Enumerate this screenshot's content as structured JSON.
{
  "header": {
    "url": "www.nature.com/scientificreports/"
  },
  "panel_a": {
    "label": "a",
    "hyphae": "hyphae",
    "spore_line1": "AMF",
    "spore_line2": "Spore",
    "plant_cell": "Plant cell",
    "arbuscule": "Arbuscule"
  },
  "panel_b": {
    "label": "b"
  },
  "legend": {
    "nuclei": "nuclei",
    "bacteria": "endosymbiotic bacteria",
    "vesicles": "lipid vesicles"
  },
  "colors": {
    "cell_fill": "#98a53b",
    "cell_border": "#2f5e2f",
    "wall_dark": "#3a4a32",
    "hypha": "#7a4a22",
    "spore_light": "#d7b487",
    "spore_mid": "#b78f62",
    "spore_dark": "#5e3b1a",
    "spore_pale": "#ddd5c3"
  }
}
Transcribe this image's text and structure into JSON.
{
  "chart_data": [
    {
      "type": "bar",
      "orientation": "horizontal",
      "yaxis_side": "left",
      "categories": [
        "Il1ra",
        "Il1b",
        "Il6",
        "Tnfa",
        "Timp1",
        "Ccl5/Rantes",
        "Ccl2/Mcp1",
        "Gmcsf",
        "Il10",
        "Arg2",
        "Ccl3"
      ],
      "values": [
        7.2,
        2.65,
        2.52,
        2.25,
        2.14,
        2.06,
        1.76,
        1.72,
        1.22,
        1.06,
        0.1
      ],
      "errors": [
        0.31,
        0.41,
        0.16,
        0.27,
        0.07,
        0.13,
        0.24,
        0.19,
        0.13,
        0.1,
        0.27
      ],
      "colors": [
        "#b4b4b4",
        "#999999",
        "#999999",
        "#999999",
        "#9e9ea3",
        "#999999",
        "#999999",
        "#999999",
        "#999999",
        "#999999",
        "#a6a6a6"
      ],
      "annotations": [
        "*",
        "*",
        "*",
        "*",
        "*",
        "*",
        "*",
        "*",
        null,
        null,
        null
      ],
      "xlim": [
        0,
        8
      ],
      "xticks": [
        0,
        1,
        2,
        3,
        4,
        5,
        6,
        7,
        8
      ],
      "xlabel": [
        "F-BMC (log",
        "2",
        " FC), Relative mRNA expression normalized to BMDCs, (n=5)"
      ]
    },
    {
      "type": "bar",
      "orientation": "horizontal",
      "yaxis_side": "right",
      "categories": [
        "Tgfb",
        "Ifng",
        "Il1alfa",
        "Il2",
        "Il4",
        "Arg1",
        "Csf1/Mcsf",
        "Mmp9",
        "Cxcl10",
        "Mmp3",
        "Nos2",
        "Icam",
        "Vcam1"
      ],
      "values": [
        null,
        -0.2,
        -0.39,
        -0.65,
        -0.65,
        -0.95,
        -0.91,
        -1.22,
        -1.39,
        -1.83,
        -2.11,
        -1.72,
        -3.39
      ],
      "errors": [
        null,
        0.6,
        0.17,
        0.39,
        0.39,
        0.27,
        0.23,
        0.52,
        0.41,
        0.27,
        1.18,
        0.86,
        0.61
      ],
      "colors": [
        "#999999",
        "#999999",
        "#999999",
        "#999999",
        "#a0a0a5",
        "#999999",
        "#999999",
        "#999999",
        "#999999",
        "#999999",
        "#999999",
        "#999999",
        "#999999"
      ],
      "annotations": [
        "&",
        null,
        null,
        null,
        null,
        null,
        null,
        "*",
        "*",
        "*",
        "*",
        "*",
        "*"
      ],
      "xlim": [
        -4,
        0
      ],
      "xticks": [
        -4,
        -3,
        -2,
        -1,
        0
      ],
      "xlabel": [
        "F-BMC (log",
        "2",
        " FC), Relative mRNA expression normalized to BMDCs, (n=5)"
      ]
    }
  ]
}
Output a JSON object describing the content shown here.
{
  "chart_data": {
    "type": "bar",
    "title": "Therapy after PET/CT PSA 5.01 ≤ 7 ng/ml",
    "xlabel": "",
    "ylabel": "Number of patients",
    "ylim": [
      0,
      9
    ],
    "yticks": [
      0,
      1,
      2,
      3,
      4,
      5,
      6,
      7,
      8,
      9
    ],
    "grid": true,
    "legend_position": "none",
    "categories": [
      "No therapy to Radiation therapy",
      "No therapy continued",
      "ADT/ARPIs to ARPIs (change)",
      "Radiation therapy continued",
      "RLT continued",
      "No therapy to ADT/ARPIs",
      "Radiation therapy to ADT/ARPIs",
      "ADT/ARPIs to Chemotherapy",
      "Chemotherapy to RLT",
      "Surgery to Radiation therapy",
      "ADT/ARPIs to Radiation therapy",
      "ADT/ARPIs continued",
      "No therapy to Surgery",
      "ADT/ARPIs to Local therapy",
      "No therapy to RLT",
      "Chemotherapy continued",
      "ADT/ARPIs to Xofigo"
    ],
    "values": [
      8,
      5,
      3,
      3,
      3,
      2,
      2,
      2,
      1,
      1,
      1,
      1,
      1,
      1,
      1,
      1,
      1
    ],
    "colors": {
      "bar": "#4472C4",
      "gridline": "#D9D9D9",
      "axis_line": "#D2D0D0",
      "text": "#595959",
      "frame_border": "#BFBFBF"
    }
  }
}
- - -
Print, exactly as written, each record in the listing above.

Enumerate this screenshot's content as structured JSON.
{
  "header": {
    "url": "www.nature.com/scientificreports/"
  },
  "panel_a": {
    "label": "a",
    "hyphae": "hyphae",
    "spore_line1": "AMF",
    "spore_line2": "Spore",
    "plant_cell": "Plant cell",
    "arbuscule": "Arbuscule"
  },
  "panel_b": {
    "label": "b"
  },
  "legend": {
    "nuclei": "nuclei",
    "bacteria": "endosymbiotic bacteria",
    "vesicles": "lipid vesicles"
  },
  "colors": {
    "cell_fill": "#98a53b",
    "cell_border": "#2f5e2f",
    "wall_dark": "#3a4a32",
    "hypha": "#7a4a22",
    "spore_light": "#d7b487",
    "spore_mid": "#b78f62",
    "spore_dark": "#5e3b1a",
    "spore_pale": "#ddd5c3"
  }
}
Transcribe this image's text and structure into JSON.
{
  "chart_data": [
    {
      "type": "bar",
      "orientation": "horizontal",
      "yaxis_side": "left",
      "categories": [
        "Il1ra",
        "Il1b",
        "Il6",
        "Tnfa",
        "Timp1",
        "Ccl5/Rantes",
        "Ccl2/Mcp1",
        "Gmcsf",
        "Il10",
        "Arg2",
        "Ccl3"
      ],
      "values": [
        7.2,
        2.65,
        2.52,
        2.25,
        2.14,
        2.06,
        1.76,
        1.72,
        1.22,
        1.06,
        0.1
      ],
      "errors": [
        0.31,
        0.41,
        0.16,
        0.27,
        0.07,
        0.13,
        0.24,
        0.19,
        0.13,
        0.1,
        0.27
      ],
      "colors": [
        "#b4b4b4",
        "#999999",
        "#999999",
        "#999999",
        "#9e9ea3",
        "#999999",
        "#999999",
        "#999999",
        "#999999",
        "#999999",
        "#a6a6a6"
      ],
      "annotations": [
        "*",
        "*",
        "*",
        "*",
        "*",
        "*",
        "*",
        "*",
        null,
        null,
        null
      ],
      "xlim": [
        0,
        8
      ],
      "xticks": [
        0,
        1,
        2,
        3,
        4,
        5,
        6,
        7,
        8
      ],
      "xlabel": [
        "F-BMC (log",
        "2",
        " FC), Relative mRNA expression normalized to BMDCs, (n=5)"
      ]
    },
    {
      "type": "bar",
      "orientation": "horizontal",
      "yaxis_side": "right",
      "categories": [
        "Tgfb",
        "Ifng",
        "Il1alfa",
        "Il2",
        "Il4",
        "Arg1",
        "Csf1/Mcsf",
        "Mmp9",
        "Cxcl10",
        "Mmp3",
        "Nos2",
        "Icam",
        "Vcam1"
      ],
      "values": [
        null,
        -0.2,
        -0.39,
        -0.65,
        -0.65,
        -0.95,
        -0.91,
        -1.22,
        -1.39,
        -1.83,
        -2.11,
        -1.72,
        -3.39
      ],
      "errors": [
        null,
        0.6,
        0.17,
        0.39,
        0.39,
        0.27,
        0.23,
        0.52,
        0.41,
        0.27,
        1.18,
        0.86,
        0.61
      ],
      "colors": [
        "#999999",
        "#999999",
        "#999999",
        "#999999",
        "#a0a0a5",
        "#999999",
        "#999999",
        "#999999",
        "#999999",
        "#999999",
        "#999999",
        "#999999",
        "#999999"
      ],
      "annotations": [
        "&",
        null,
        null,
        null,
        null,
        null,
        null,
        "*",
        "*",
        "*",
        "*",
        "*",
        "*"
      ],
      "xlim": [
        -4,
        0
      ],
      "xticks": [
        -4,
        -3,
        -2,
        -1,
        0
      ],
      "xlabel": [
        "F-BMC (log",
        "2",
        " FC), Relative mRNA expression normalized to BMDCs, (n=5)"
      ]
    }
  ]
}
Output a JSON object describing the content shown here.
{
  "chart_data": {
    "type": "bar",
    "title": "Therapy after PET/CT PSA 5.01 ≤ 7 ng/ml",
    "xlabel": "",
    "ylabel": "Number of patients",
    "ylim": [
      0,
      9
    ],
    "yticks": [
      0,
      1,
      2,
      3,
      4,
      5,
      6,
      7,
      8,
      9
    ],
    "grid": true,
    "legend_position": "none",
    "categories": [
      "No therapy to Radiation therapy",
      "No therapy continued",
      "ADT/ARPIs to ARPIs (change)",
      "Radiation therapy continued",
      "RLT continued",
      "No therapy to ADT/ARPIs",
      "Radiation therapy to ADT/ARPIs",
      "ADT/ARPIs to Chemotherapy",
      "Chemotherapy to RLT",
      "Surgery to Radiation therapy",
      "ADT/ARPIs to Radiation therapy",
      "ADT/ARPIs continued",
      "No therapy to Surgery",
      "ADT/ARPIs to Local therapy",
      "No therapy to RLT",
      "Chemotherapy continued",
      "ADT/ARPIs to Xofigo"
    ],
    "values": [
      8,
      5,
      3,
      3,
      3,
      2,
      2,
      2,
      1,
      1,
      1,
      1,
      1,
      1,
      1,
      1,
      1
    ],
    "colors": {
      "bar": "#4472C4",
      "gridline": "#D9D9D9",
      "axis_line": "#D2D0D0",
      "text": "#595959",
      "frame_border": "#BFBFBF"
    }
  }
}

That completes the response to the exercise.